--- begin Excerpted data ---

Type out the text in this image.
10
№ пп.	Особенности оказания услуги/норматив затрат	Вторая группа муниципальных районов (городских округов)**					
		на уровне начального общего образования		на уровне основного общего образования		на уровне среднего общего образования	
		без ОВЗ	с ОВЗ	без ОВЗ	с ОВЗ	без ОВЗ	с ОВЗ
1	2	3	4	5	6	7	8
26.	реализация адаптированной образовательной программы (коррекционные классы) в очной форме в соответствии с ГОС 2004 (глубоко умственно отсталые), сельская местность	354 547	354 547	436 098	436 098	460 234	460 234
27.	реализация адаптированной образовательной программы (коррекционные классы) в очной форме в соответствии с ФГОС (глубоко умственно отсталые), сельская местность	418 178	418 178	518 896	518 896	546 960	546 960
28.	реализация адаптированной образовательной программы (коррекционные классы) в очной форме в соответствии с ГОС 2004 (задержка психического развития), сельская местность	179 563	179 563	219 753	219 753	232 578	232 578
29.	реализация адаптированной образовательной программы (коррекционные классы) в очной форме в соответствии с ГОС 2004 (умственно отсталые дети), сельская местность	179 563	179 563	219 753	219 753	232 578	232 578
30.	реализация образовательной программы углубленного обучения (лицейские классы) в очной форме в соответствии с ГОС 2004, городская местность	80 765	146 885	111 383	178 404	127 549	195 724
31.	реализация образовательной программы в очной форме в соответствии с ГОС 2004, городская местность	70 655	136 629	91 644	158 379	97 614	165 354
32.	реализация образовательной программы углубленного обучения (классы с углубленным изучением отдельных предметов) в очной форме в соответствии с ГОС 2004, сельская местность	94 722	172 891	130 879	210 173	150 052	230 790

--- end Excerpted data ---

Give only the number of lines above that hold the string "городская".

_Answer to the exercise:_ 2